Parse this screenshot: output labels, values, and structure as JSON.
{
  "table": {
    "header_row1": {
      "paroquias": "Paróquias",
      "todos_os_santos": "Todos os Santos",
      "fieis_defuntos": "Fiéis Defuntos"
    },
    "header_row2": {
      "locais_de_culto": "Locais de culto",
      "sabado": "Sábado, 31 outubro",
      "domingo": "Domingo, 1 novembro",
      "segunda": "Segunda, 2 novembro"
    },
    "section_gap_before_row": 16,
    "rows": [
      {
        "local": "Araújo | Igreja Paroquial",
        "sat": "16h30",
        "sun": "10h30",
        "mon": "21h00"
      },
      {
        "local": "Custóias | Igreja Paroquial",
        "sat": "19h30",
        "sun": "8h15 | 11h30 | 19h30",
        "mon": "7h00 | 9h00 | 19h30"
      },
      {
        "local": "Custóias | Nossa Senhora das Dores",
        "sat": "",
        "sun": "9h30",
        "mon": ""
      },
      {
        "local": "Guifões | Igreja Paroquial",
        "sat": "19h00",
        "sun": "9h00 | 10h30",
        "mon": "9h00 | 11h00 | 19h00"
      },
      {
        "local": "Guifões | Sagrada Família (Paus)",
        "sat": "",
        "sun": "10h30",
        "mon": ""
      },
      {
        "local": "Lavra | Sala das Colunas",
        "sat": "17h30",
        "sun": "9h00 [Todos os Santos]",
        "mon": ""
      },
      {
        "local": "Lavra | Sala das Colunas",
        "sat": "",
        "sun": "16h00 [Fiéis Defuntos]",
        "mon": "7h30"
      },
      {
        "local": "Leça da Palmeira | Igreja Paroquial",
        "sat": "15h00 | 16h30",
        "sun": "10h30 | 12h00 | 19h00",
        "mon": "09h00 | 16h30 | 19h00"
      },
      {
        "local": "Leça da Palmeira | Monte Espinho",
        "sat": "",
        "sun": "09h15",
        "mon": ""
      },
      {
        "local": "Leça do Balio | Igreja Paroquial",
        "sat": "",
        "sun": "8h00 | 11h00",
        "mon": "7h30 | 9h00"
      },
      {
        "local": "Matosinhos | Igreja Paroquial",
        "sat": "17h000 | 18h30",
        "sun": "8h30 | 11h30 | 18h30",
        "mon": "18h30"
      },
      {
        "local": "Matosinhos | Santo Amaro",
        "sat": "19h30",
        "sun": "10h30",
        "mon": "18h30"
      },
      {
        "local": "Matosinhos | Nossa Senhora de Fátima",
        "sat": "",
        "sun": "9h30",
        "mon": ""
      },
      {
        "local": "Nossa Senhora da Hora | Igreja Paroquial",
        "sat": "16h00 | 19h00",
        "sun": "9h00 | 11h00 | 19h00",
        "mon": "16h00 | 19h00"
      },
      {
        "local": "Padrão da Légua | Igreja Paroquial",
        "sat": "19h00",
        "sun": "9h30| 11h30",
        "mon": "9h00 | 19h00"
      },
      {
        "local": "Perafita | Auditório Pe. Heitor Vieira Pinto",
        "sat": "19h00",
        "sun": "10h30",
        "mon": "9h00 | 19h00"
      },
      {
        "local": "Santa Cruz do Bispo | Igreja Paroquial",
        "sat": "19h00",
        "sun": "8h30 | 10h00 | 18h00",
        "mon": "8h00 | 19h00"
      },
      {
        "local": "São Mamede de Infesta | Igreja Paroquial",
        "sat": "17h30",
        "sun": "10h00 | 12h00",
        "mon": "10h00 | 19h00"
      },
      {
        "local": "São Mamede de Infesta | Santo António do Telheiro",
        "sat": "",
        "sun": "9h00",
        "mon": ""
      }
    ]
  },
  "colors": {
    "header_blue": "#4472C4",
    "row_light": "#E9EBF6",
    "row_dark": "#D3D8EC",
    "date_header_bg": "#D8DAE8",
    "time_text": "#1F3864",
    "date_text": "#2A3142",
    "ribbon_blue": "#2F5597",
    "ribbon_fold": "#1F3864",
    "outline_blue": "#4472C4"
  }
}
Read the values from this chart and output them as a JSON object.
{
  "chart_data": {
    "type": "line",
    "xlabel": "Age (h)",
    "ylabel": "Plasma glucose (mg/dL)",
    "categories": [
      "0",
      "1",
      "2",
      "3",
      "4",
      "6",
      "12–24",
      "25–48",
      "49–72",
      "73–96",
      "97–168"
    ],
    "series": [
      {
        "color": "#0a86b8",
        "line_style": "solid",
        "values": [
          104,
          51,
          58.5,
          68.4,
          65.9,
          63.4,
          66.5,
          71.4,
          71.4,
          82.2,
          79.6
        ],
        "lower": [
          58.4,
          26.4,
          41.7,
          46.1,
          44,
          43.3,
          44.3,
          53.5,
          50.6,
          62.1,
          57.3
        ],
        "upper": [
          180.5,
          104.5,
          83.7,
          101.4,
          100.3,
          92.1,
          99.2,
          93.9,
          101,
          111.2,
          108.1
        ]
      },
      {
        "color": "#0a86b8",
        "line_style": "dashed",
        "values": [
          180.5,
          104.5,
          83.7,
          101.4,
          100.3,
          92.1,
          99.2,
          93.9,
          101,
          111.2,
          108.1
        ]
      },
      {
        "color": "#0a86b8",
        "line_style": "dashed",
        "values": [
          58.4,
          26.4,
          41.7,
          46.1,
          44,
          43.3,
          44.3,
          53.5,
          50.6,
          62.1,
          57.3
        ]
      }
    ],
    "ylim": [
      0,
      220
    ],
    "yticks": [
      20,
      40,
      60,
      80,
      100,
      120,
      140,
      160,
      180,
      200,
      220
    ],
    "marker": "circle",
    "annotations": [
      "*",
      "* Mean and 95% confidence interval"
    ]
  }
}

========================================

__Aim of the task__:
Reproduce the material above without altering a single character.

__Problem solution__:
Parse this screenshot: output labels, values, and structure as JSON.
{
  "table": {
    "header_row1": {
      "paroquias": "Paróquias",
      "todos_os_santos": "Todos os Santos",
      "fieis_defuntos": "Fiéis Defuntos"
    },
    "header_row2": {
      "locais_de_culto": "Locais de culto",
      "sabado": "Sábado, 31 outubro",
      "domingo": "Domingo, 1 novembro",
      "segunda": "Segunda, 2 novembro"
    },
    "section_gap_before_row": 16,
    "rows": [
      {
        "local": "Araújo | Igreja Paroquial",
        "sat": "16h30",
        "sun": "10h30",
        "mon": "21h00"
      },
      {
        "local": "Custóias | Igreja Paroquial",
        "sat": "19h30",
        "sun": "8h15 | 11h30 | 19h30",
        "mon": "7h00 | 9h00 | 19h30"
      },
      {
        "local": "Custóias | Nossa Senhora das Dores",
        "sat": "",
        "sun": "9h30",
        "mon": ""
      },
      {
        "local": "Guifões | Igreja Paroquial",
        "sat": "19h00",
        "sun": "9h00 | 10h30",
        "mon": "9h00 | 11h00 | 19h00"
      },
      {
        "local": "Guifões | Sagrada Família (Paus)",
        "sat": "",
        "sun": "10h30",
        "mon": ""
      },
      {
        "local": "Lavra | Sala das Colunas",
        "sat": "17h30",
        "sun": "9h00 [Todos os Santos]",
        "mon": ""
      },
      {
        "local": "Lavra | Sala das Colunas",
        "sat": "",
        "sun": "16h00 [Fiéis Defuntos]",
        "mon": "7h30"
      },
      {
        "local": "Leça da Palmeira | Igreja Paroquial",
        "sat": "15h00 | 16h30",
        "sun": "10h30 | 12h00 | 19h00",
        "mon": "09h00 | 16h30 | 19h00"
      },
      {
        "local": "Leça da Palmeira | Monte Espinho",
        "sat": "",
        "sun": "09h15",
        "mon": ""
      },
      {
        "local": "Leça do Balio | Igreja Paroquial",
        "sat": "",
        "sun": "8h00 | 11h00",
        "mon": "7h30 | 9h00"
      },
      {
        "local": "Matosinhos | Igreja Paroquial",
        "sat": "17h000 | 18h30",
        "sun": "8h30 | 11h30 | 18h30",
        "mon": "18h30"
      },
      {
        "local": "Matosinhos | Santo Amaro",
        "sat": "19h30",
        "sun": "10h30",
        "mon": "18h30"
      },
      {
        "local": "Matosinhos | Nossa Senhora de Fátima",
        "sat": "",
        "sun": "9h30",
        "mon": ""
      },
      {
        "local": "Nossa Senhora da Hora | Igreja Paroquial",
        "sat": "16h00 | 19h00",
        "sun": "9h00 | 11h00 | 19h00",
        "mon": "16h00 | 19h00"
      },
      {
        "local": "Padrão da Légua | Igreja Paroquial",
        "sat": "19h00",
        "sun": "9h30| 11h30",
        "mon": "9h00 | 19h00"
      },
      {
        "local": "Perafita | Auditório Pe. Heitor Vieira Pinto",
        "sat": "19h00",
        "sun": "10h30",
        "mon": "9h00 | 19h00"
      },
      {
        "local": "Santa Cruz do Bispo | Igreja Paroquial",
        "sat": "19h00",
        "sun": "8h30 | 10h00 | 18h00",
        "mon": "8h00 | 19h00"
      },
      {
        "local": "São Mamede de Infesta | Igreja Paroquial",
        "sat": "17h30",
        "sun": "10h00 | 12h00",
        "mon": "10h00 | 19h00"
      },
      {
        "local": "São Mamede de Infesta | Santo António do Telheiro",
        "sat": "",
        "sun": "9h00",
        "mon": ""
      }
    ]
  },
  "colors": {
    "header_blue": "#4472C4",
    "row_light": "#E9EBF6",
    "row_dark": "#D3D8EC",
    "date_header_bg": "#D8DAE8",
    "time_text": "#1F3864",
    "date_text": "#2A3142",
    "ribbon_blue": "#2F5597",
    "ribbon_fold": "#1F3864",
    "outline_blue": "#4472C4"
  }
}
Read the values from this chart and output them as a JSON object.
{
  "chart_data": {
    "type": "line",
    "xlabel": "Age (h)",
    "ylabel": "Plasma glucose (mg/dL)",
    "categories": [
      "0",
      "1",
      "2",
      "3",
      "4",
      "6",
      "12–24",
      "25–48",
      "49–72",
      "73–96",
      "97–168"
    ],
    "series": [
      {
        "color": "#0a86b8",
        "line_style": "solid",
        "values": [
          104,
          51,
          58.5,
          68.4,
          65.9,
          63.4,
          66.5,
          71.4,
          71.4,
          82.2,
          79.6
        ],
        "lower": [
          58.4,
          26.4,
          41.7,
          46.1,
          44,
          43.3,
          44.3,
          53.5,
          50.6,
          62.1,
          57.3
        ],
        "upper": [
          180.5,
          104.5,
          83.7,
          101.4,
          100.3,
          92.1,
          99.2,
          93.9,
          101,
          111.2,
          108.1
        ]
      },
      {
        "color": "#0a86b8",
        "line_style": "dashed",
        "values": [
          180.5,
          104.5,
          83.7,
          101.4,
          100.3,
          92.1,
          99.2,
          93.9,
          101,
          111.2,
          108.1
        ]
      },
      {
        "color": "#0a86b8",
        "line_style": "dashed",
        "values": [
          58.4,
          26.4,
          41.7,
          46.1,
          44,
          43.3,
          44.3,
          53.5,
          50.6,
          62.1,
          57.3
        ]
      }
    ],
    "ylim": [
      0,
      220
    ],
    "yticks": [
      20,
      40,
      60,
      80,
      100,
      120,
      140,
      160,
      180,
      200,
      220
    ],
    "marker": "circle",
    "annotations": [
      "*",
      "* Mean and 95% confidence interval"
    ]
  }
}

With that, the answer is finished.